▶ **TASK REQUIREMENTS**
Copy all the data exactly, except the pictures.

○ ○ ○ ○ ○ ○ ○

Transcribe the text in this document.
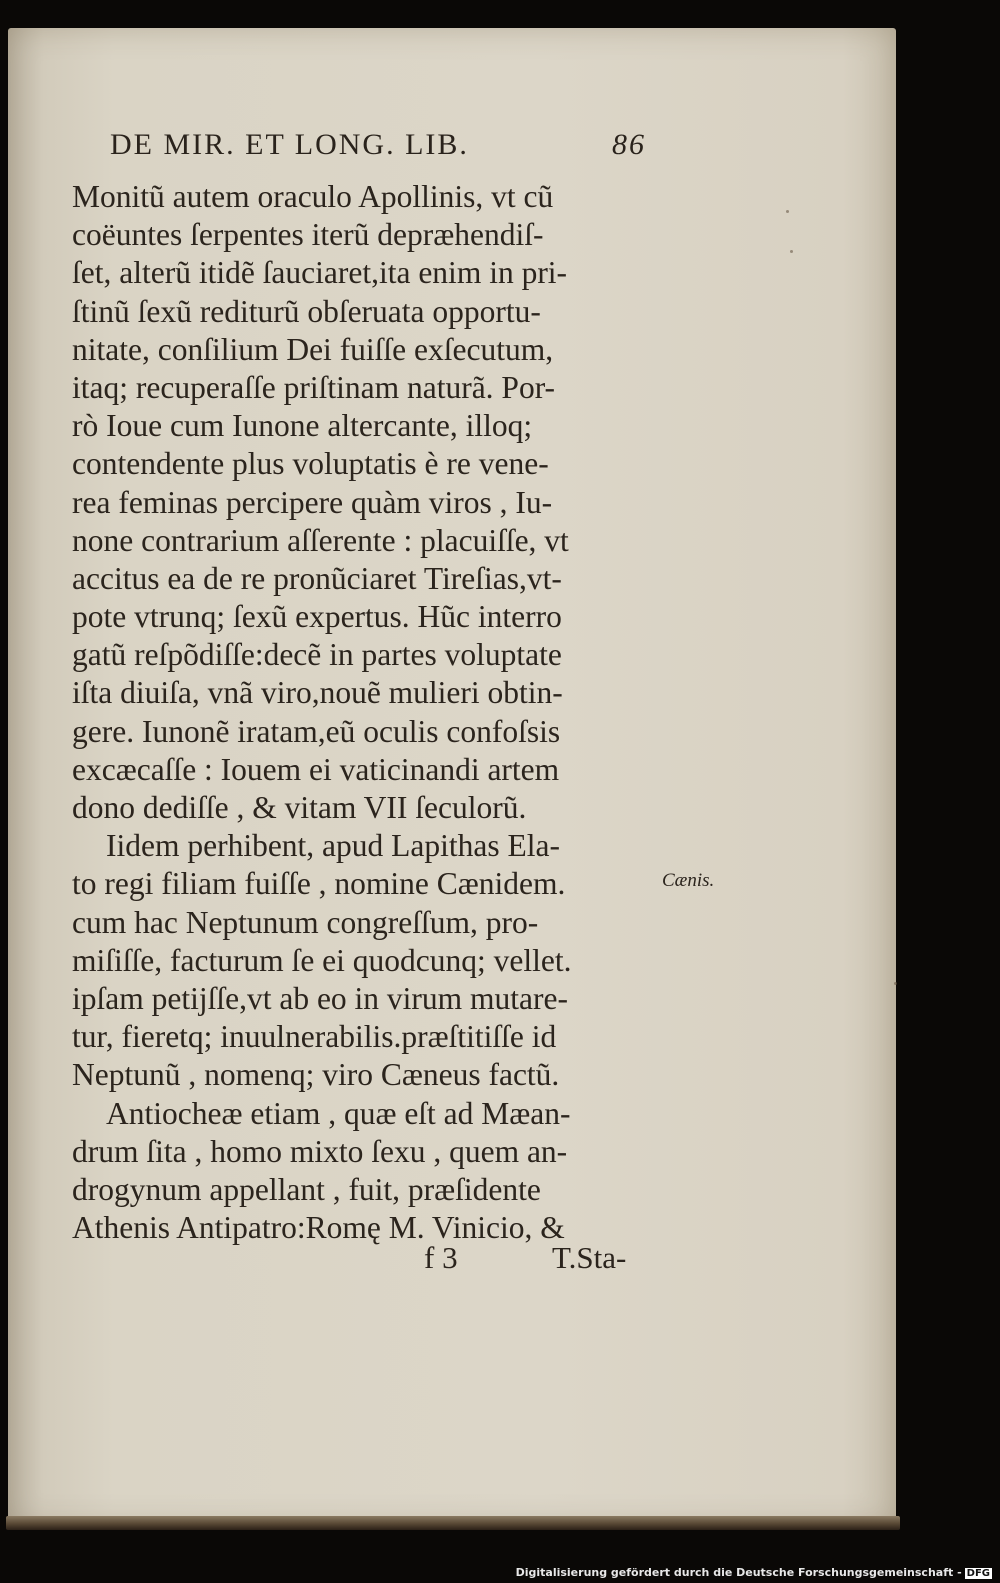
DE MIR. ET LONG. LIB.	86
Monitũ autem oraculo Apollinis, vt cũ
coëuntes ſerpentes iterũ depræhendiſ-
ſet, alterũ itidẽ ſauciaret,ita enim in pri-
ſtinũ ſexũ rediturũ obſeruata opportu-
nitate, conſilium Dei fuiſſe exſecutum,
itaq; recuperaſſe priſtinam naturã. Por-
rò Ioue cum Iunone altercante, illoq;
contendente plus voluptatis è re vene-
rea feminas percipere quàm viros , Iu-
none contrarium aſſerente : placuiſſe, vt
accitus ea de re pronũciaret Tireſias,vt-
pote vtrunq; ſexũ expertus. Hũc interro
gatũ reſpõdiſſe:decẽ in partes voluptate
iſta diuiſa, vnã viro,nouẽ mulieri obtin-
gere. Iunonẽ iratam,eũ oculis confoſsis
excæcaſſe : Iouem ei vaticinandi artem
dono dediſſe , & vitam VII ſeculorũ.
Iidem perhibent, apud Lapithas Ela-
to regi filiam fuiſſe , nomine Cænidem.
cum hac Neptunum congreſſum, pro-
miſiſſe, facturum ſe ei quodcunq; vellet.
ipſam petijſſe,vt ab eo in virum mutare-
tur, fieretq; inuulnerabilis.præſtitiſſe id
Neptunũ , nomenq; viro Cæneus factũ.
Antiocheæ etiam , quæ eſt ad Mæan-
drum ſita , homo mixto ſexu , quem an-
drogynum appellant , fuit, præſidente
Athenis Antipatro:Romę M. Vinicio, &
Cænis.
f 3	T.Sta-
Digitalisierung gefördert durch die Deutsche Forschungsgemeinschaft - DFG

○ ○ ○ ○ ○ ○ ○

▶ **SOLUTION**
Transcribe the text in this document.
DE MIR. ET LONG. LIB.	86
Monitũ autem oraculo Apollinis, vt cũ
coëuntes ſerpentes iterũ depræhendiſ-
ſet, alterũ itidẽ ſauciaret,ita enim in pri-
ſtinũ ſexũ rediturũ obſeruata opportu-
nitate, conſilium Dei fuiſſe exſecutum,
itaq; recuperaſſe priſtinam naturã. Por-
rò Ioue cum Iunone altercante, illoq;
contendente plus voluptatis è re vene-
rea feminas percipere quàm viros , Iu-
none contrarium aſſerente : placuiſſe, vt
accitus ea de re pronũciaret Tireſias,vt-
pote vtrunq; ſexũ expertus. Hũc interro
gatũ reſpõdiſſe:decẽ in partes voluptate
iſta diuiſa, vnã viro,nouẽ mulieri obtin-
gere. Iunonẽ iratam,eũ oculis confoſsis
excæcaſſe : Iouem ei vaticinandi artem
dono dediſſe , & vitam VII ſeculorũ.
Iidem perhibent, apud Lapithas Ela-
to regi filiam fuiſſe , nomine Cænidem.
cum hac Neptunum congreſſum, pro-
miſiſſe, facturum ſe ei quodcunq; vellet.
ipſam petijſſe,vt ab eo in virum mutare-
tur, fieretq; inuulnerabilis.præſtitiſſe id
Neptunũ , nomenq; viro Cæneus factũ.
Antiocheæ etiam , quæ eſt ad Mæan-
drum ſita , homo mixto ſexu , quem an-
drogynum appellant , fuit, præſidente
Athenis Antipatro:Romę M. Vinicio, &
Cænis.
f 3	T.Sta-
Digitalisierung gefördert durch die Deutsche Forschungsgemeinschaft - DFG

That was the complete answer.